- _Goal_:
Transcribe the records below in full; pictures stay out of the copy.

***** Data supplied

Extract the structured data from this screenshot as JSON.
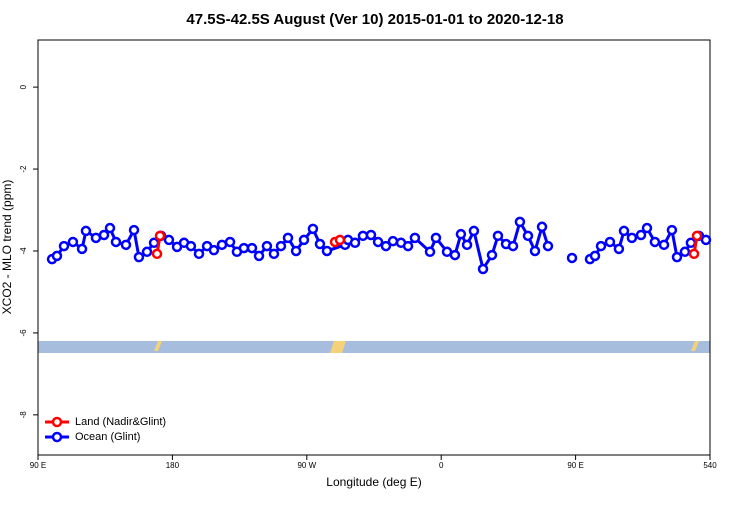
{
  "chart_data": {
    "type": "line",
    "title": "47.5S-42.5S August (Ver 10)   2015-01-01 to 2020-12-18",
    "x_label": "Longitude (deg E)",
    "y_label": "XCO2 - MLO trend (ppm)",
    "xlim": [
      90,
      540
    ],
    "ylim": [
      -8.98,
      1.15
    ],
    "xticks": [
      {
        "value": 90,
        "label": "90 E"
      },
      180,
      {
        "value": 270,
        "label": "90 W"
      },
      {
        "value": 360,
        "label": "0"
      },
      {
        "value": 450,
        "label": "90 E"
      },
      540
    ],
    "yticks": [
      -8,
      -6,
      -4,
      -2,
      0
    ],
    "legend": "bottom-left",
    "series": [
      {
        "name": "Land (Nadir&Glint)",
        "color": "#ff0000",
        "x": [
          169.7,
          171.7,
          230,
          288.9,
          292.2,
          410,
          529.3,
          531.3
        ],
        "values": [
          -4.07,
          -3.63,
          null,
          -3.78,
          -3.73,
          null,
          -4.07,
          -3.63
        ]
      },
      {
        "name": "Ocean (Glint)",
        "color": "#0000ff",
        "x": [
          99.4,
          102.7,
          107.4,
          113.4,
          119.5,
          122.1,
          128.8,
          134.2,
          138.2,
          142.2,
          148.9,
          154.3,
          157.6,
          163.0,
          167.7,
          172.4,
          177.7,
          183.1,
          187.8,
          192.4,
          197.8,
          203.2,
          207.8,
          213.2,
          218.6,
          223.2,
          227.9,
          233.3,
          238.0,
          243.3,
          248.0,
          252.7,
          257.4,
          262.8,
          268.1,
          274.1,
          278.8,
          283.5,
          295.6,
          297.6,
          302.3,
          307.6,
          313.0,
          317.7,
          323.0,
          327.7,
          333.1,
          337.8,
          342.4,
          352.5,
          356.5,
          363.9,
          369.2,
          373.2,
          377.3,
          381.9,
          388.0,
          394.0,
          398.0,
          403.4,
          408.1,
          412.7,
          418.1,
          422.8,
          427.5,
          431.5,
          439.5,
          447.6,
          453.6,
          459.6,
          463.0,
          467.0,
          473.0,
          479.0,
          482.4,
          487.7,
          493.8,
          497.8,
          503.1,
          509.2,
          514.5,
          517.9,
          523.2,
          527.2,
          532.6,
          537.3
        ],
        "values": [
          -4.2,
          -4.12,
          -3.88,
          -3.78,
          -3.95,
          -3.51,
          -3.68,
          -3.61,
          -3.44,
          -3.78,
          -3.85,
          -3.49,
          -4.15,
          -4.02,
          -3.8,
          -3.63,
          -3.73,
          -3.9,
          -3.8,
          -3.88,
          -4.07,
          -3.88,
          -3.98,
          -3.85,
          -3.78,
          -4.02,
          -3.93,
          -3.93,
          -4.12,
          -3.88,
          -4.07,
          -3.88,
          -3.68,
          -4.0,
          -3.73,
          -3.46,
          -3.83,
          -4.0,
          -3.85,
          -3.73,
          -3.8,
          -3.63,
          -3.61,
          -3.78,
          -3.88,
          -3.76,
          -3.8,
          -3.88,
          -3.68,
          -4.02,
          -3.68,
          -4.02,
          -4.1,
          -3.59,
          -3.85,
          -3.51,
          -4.44,
          -4.1,
          -3.63,
          -3.83,
          -3.88,
          -3.29,
          -3.63,
          -4.0,
          -3.41,
          -3.88,
          null,
          -4.17,
          null,
          -4.2,
          -4.12,
          -3.88,
          -3.78,
          -3.95,
          -3.51,
          -3.68,
          -3.61,
          -3.44,
          -3.78,
          -3.85,
          -3.49,
          -4.15,
          -4.02,
          -3.8,
          -3.63,
          -3.73
        ]
      }
    ]
  }
}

**********

- _Final answer_:
Extract the structured data from this screenshot as JSON.
{
  "chart_data": {
    "type": "line",
    "title": "47.5S-42.5S August (Ver 10)   2015-01-01 to 2020-12-18",
    "x_label": "Longitude (deg E)",
    "y_label": "XCO2 - MLO trend (ppm)",
    "xlim": [
      90,
      540
    ],
    "ylim": [
      -8.98,
      1.15
    ],
    "xticks": [
      {
        "value": 90,
        "label": "90 E"
      },
      180,
      {
        "value": 270,
        "label": "90 W"
      },
      {
        "value": 360,
        "label": "0"
      },
      {
        "value": 450,
        "label": "90 E"
      },
      540
    ],
    "yticks": [
      -8,
      -6,
      -4,
      -2,
      0
    ],
    "legend": "bottom-left",
    "series": [
      {
        "name": "Land (Nadir&Glint)",
        "color": "#ff0000",
        "x": [
          169.7,
          171.7,
          230,
          288.9,
          292.2,
          410,
          529.3,
          531.3
        ],
        "values": [
          -4.07,
          -3.63,
          null,
          -3.78,
          -3.73,
          null,
          -4.07,
          -3.63
        ]
      },
      {
        "name": "Ocean (Glint)",
        "color": "#0000ff",
        "x": [
          99.4,
          102.7,
          107.4,
          113.4,
          119.5,
          122.1,
          128.8,
          134.2,
          138.2,
          142.2,
          148.9,
          154.3,
          157.6,
          163.0,
          167.7,
          172.4,
          177.7,
          183.1,
          187.8,
          192.4,
          197.8,
          203.2,
          207.8,
          213.2,
          218.6,
          223.2,
          227.9,
          233.3,
          238.0,
          243.3,
          248.0,
          252.7,
          257.4,
          262.8,
          268.1,
          274.1,
          278.8,
          283.5,
          295.6,
          297.6,
          302.3,
          307.6,
          313.0,
          317.7,
          323.0,
          327.7,
          333.1,
          337.8,
          342.4,
          352.5,
          356.5,
          363.9,
          369.2,
          373.2,
          377.3,
          381.9,
          388.0,
          394.0,
          398.0,
          403.4,
          408.1,
          412.7,
          418.1,
          422.8,
          427.5,
          431.5,
          439.5,
          447.6,
          453.6,
          459.6,
          463.0,
          467.0,
          473.0,
          479.0,
          482.4,
          487.7,
          493.8,
          497.8,
          503.1,
          509.2,
          514.5,
          517.9,
          523.2,
          527.2,
          532.6,
          537.3
        ],
        "values": [
          -4.2,
          -4.12,
          -3.88,
          -3.78,
          -3.95,
          -3.51,
          -3.68,
          -3.61,
          -3.44,
          -3.78,
          -3.85,
          -3.49,
          -4.15,
          -4.02,
          -3.8,
          -3.63,
          -3.73,
          -3.9,
          -3.8,
          -3.88,
          -4.07,
          -3.88,
          -3.98,
          -3.85,
          -3.78,
          -4.02,
          -3.93,
          -3.93,
          -4.12,
          -3.88,
          -4.07,
          -3.88,
          -3.68,
          -4.0,
          -3.73,
          -3.46,
          -3.83,
          -4.0,
          -3.85,
          -3.73,
          -3.8,
          -3.63,
          -3.61,
          -3.78,
          -3.88,
          -3.76,
          -3.8,
          -3.88,
          -3.68,
          -4.02,
          -3.68,
          -4.02,
          -4.1,
          -3.59,
          -3.85,
          -3.51,
          -4.44,
          -4.1,
          -3.63,
          -3.83,
          -3.88,
          -3.29,
          -3.63,
          -4.0,
          -3.41,
          -3.88,
          null,
          -4.17,
          null,
          -4.2,
          -4.12,
          -3.88,
          -3.78,
          -3.95,
          -3.51,
          -3.68,
          -3.61,
          -3.44,
          -3.78,
          -3.85,
          -3.49,
          -4.15,
          -4.02,
          -3.8,
          -3.63,
          -3.73
        ]
      }
    ]
  }
}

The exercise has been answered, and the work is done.